======== Data provided ========
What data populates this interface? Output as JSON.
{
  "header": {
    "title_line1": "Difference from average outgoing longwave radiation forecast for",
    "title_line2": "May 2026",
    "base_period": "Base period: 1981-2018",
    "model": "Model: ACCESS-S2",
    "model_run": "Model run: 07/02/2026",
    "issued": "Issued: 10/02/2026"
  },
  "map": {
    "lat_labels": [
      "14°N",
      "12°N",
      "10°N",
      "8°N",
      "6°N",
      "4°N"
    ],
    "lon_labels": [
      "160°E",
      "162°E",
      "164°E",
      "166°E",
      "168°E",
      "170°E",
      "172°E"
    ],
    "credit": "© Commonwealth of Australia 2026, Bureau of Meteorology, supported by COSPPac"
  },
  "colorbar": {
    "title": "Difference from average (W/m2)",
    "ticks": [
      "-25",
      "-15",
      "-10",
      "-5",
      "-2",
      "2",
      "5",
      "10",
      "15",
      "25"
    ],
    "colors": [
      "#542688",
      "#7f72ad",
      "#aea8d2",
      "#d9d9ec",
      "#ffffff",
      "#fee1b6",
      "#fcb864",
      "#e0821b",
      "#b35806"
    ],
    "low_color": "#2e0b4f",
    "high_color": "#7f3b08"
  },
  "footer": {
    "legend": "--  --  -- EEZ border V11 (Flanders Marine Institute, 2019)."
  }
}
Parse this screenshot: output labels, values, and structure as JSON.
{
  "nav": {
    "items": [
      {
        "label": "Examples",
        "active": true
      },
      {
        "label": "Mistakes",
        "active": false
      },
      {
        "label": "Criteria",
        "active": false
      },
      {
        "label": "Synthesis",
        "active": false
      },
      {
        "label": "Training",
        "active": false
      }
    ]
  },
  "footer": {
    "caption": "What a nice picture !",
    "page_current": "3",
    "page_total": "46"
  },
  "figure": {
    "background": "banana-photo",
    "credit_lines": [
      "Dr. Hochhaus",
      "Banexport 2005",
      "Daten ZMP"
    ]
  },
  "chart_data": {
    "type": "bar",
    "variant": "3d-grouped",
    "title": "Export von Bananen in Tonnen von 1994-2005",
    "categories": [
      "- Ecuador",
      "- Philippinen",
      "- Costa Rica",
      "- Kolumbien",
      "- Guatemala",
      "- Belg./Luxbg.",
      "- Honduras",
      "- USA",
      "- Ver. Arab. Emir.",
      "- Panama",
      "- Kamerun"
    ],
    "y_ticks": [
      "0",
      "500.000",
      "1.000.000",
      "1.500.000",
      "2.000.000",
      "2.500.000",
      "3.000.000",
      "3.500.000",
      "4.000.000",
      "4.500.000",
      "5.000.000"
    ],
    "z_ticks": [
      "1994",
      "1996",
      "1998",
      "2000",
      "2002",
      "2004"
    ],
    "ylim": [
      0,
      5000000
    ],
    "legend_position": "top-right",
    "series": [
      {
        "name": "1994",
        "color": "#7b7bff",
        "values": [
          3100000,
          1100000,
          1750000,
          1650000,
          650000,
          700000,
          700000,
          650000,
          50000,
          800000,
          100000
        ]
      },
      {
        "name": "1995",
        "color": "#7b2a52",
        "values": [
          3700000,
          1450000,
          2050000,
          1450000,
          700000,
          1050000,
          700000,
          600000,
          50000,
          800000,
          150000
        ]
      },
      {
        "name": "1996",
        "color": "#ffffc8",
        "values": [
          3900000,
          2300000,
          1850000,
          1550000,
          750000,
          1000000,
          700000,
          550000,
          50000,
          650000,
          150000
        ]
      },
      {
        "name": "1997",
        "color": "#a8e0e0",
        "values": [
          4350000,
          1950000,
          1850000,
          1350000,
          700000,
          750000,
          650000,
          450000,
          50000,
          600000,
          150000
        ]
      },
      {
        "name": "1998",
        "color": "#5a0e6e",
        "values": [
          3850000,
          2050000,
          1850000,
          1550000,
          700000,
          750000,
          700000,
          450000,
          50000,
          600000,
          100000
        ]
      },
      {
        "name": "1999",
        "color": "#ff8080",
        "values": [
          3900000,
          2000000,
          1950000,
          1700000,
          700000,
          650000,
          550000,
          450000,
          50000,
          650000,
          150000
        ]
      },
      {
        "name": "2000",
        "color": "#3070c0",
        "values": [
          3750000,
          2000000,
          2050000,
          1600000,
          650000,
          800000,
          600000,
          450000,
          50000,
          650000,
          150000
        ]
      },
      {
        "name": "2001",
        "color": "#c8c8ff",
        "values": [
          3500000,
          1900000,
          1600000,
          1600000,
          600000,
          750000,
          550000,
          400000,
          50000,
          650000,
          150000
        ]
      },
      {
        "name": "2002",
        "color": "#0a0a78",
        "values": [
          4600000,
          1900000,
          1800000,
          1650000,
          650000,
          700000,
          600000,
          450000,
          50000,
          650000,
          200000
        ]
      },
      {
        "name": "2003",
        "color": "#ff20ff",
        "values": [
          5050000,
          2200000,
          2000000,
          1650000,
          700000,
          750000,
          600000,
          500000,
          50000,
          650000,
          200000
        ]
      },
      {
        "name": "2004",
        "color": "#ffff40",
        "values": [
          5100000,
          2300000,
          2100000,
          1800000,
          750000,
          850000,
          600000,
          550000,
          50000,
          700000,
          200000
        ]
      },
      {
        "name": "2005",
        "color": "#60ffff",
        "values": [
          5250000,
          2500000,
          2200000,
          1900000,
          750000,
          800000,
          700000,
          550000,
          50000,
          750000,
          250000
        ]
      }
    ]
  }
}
========
Given instruction - Give the data again, exactly as it stands.

Correct response -
What data populates this interface? Output as JSON.
{
  "header": {
    "title_line1": "Difference from average outgoing longwave radiation forecast for",
    "title_line2": "May 2026",
    "base_period": "Base period: 1981-2018",
    "model": "Model: ACCESS-S2",
    "model_run": "Model run: 07/02/2026",
    "issued": "Issued: 10/02/2026"
  },
  "map": {
    "lat_labels": [
      "14°N",
      "12°N",
      "10°N",
      "8°N",
      "6°N",
      "4°N"
    ],
    "lon_labels": [
      "160°E",
      "162°E",
      "164°E",
      "166°E",
      "168°E",
      "170°E",
      "172°E"
    ],
    "credit": "© Commonwealth of Australia 2026, Bureau of Meteorology, supported by COSPPac"
  },
  "colorbar": {
    "title": "Difference from average (W/m2)",
    "ticks": [
      "-25",
      "-15",
      "-10",
      "-5",
      "-2",
      "2",
      "5",
      "10",
      "15",
      "25"
    ],
    "colors": [
      "#542688",
      "#7f72ad",
      "#aea8d2",
      "#d9d9ec",
      "#ffffff",
      "#fee1b6",
      "#fcb864",
      "#e0821b",
      "#b35806"
    ],
    "low_color": "#2e0b4f",
    "high_color": "#7f3b08"
  },
  "footer": {
    "legend": "--  --  -- EEZ border V11 (Flanders Marine Institute, 2019)."
  }
}
Parse this screenshot: output labels, values, and structure as JSON.
{
  "nav": {
    "items": [
      {
        "label": "Examples",
        "active": true
      },
      {
        "label": "Mistakes",
        "active": false
      },
      {
        "label": "Criteria",
        "active": false
      },
      {
        "label": "Synthesis",
        "active": false
      },
      {
        "label": "Training",
        "active": false
      }
    ]
  },
  "footer": {
    "caption": "What a nice picture !",
    "page_current": "3",
    "page_total": "46"
  },
  "figure": {
    "background": "banana-photo",
    "credit_lines": [
      "Dr. Hochhaus",
      "Banexport 2005",
      "Daten ZMP"
    ]
  },
  "chart_data": {
    "type": "bar",
    "variant": "3d-grouped",
    "title": "Export von Bananen in Tonnen von 1994-2005",
    "categories": [
      "- Ecuador",
      "- Philippinen",
      "- Costa Rica",
      "- Kolumbien",
      "- Guatemala",
      "- Belg./Luxbg.",
      "- Honduras",
      "- USA",
      "- Ver. Arab. Emir.",
      "- Panama",
      "- Kamerun"
    ],
    "y_ticks": [
      "0",
      "500.000",
      "1.000.000",
      "1.500.000",
      "2.000.000",
      "2.500.000",
      "3.000.000",
      "3.500.000",
      "4.000.000",
      "4.500.000",
      "5.000.000"
    ],
    "z_ticks": [
      "1994",
      "1996",
      "1998",
      "2000",
      "2002",
      "2004"
    ],
    "ylim": [
      0,
      5000000
    ],
    "legend_position": "top-right",
    "series": [
      {
        "name": "1994",
        "color": "#7b7bff",
        "values": [
          3100000,
          1100000,
          1750000,
          1650000,
          650000,
          700000,
          700000,
          650000,
          50000,
          800000,
          100000
        ]
      },
      {
        "name": "1995",
        "color": "#7b2a52",
        "values": [
          3700000,
          1450000,
          2050000,
          1450000,
          700000,
          1050000,
          700000,
          600000,
          50000,
          800000,
          150000
        ]
      },
      {
        "name": "1996",
        "color": "#ffffc8",
        "values": [
          3900000,
          2300000,
          1850000,
          1550000,
          750000,
          1000000,
          700000,
          550000,
          50000,
          650000,
          150000
        ]
      },
      {
        "name": "1997",
        "color": "#a8e0e0",
        "values": [
          4350000,
          1950000,
          1850000,
          1350000,
          700000,
          750000,
          650000,
          450000,
          50000,
          600000,
          150000
        ]
      },
      {
        "name": "1998",
        "color": "#5a0e6e",
        "values": [
          3850000,
          2050000,
          1850000,
          1550000,
          700000,
          750000,
          700000,
          450000,
          50000,
          600000,
          100000
        ]
      },
      {
        "name": "1999",
        "color": "#ff8080",
        "values": [
          3900000,
          2000000,
          1950000,
          1700000,
          700000,
          650000,
          550000,
          450000,
          50000,
          650000,
          150000
        ]
      },
      {
        "name": "2000",
        "color": "#3070c0",
        "values": [
          3750000,
          2000000,
          2050000,
          1600000,
          650000,
          800000,
          600000,
          450000,
          50000,
          650000,
          150000
        ]
      },
      {
        "name": "2001",
        "color": "#c8c8ff",
        "values": [
          3500000,
          1900000,
          1600000,
          1600000,
          600000,
          750000,
          550000,
          400000,
          50000,
          650000,
          150000
        ]
      },
      {
        "name": "2002",
        "color": "#0a0a78",
        "values": [
          4600000,
          1900000,
          1800000,
          1650000,
          650000,
          700000,
          600000,
          450000,
          50000,
          650000,
          200000
        ]
      },
      {
        "name": "2003",
        "color": "#ff20ff",
        "values": [
          5050000,
          2200000,
          2000000,
          1650000,
          700000,
          750000,
          600000,
          500000,
          50000,
          650000,
          200000
        ]
      },
      {
        "name": "2004",
        "color": "#ffff40",
        "values": [
          5100000,
          2300000,
          2100000,
          1800000,
          750000,
          850000,
          600000,
          550000,
          50000,
          700000,
          200000
        ]
      },
      {
        "name": "2005",
        "color": "#60ffff",
        "values": [
          5250000,
          2500000,
          2200000,
          1900000,
          750000,
          800000,
          700000,
          550000,
          50000,
          750000,
          250000
        ]
      }
    ]
  }
}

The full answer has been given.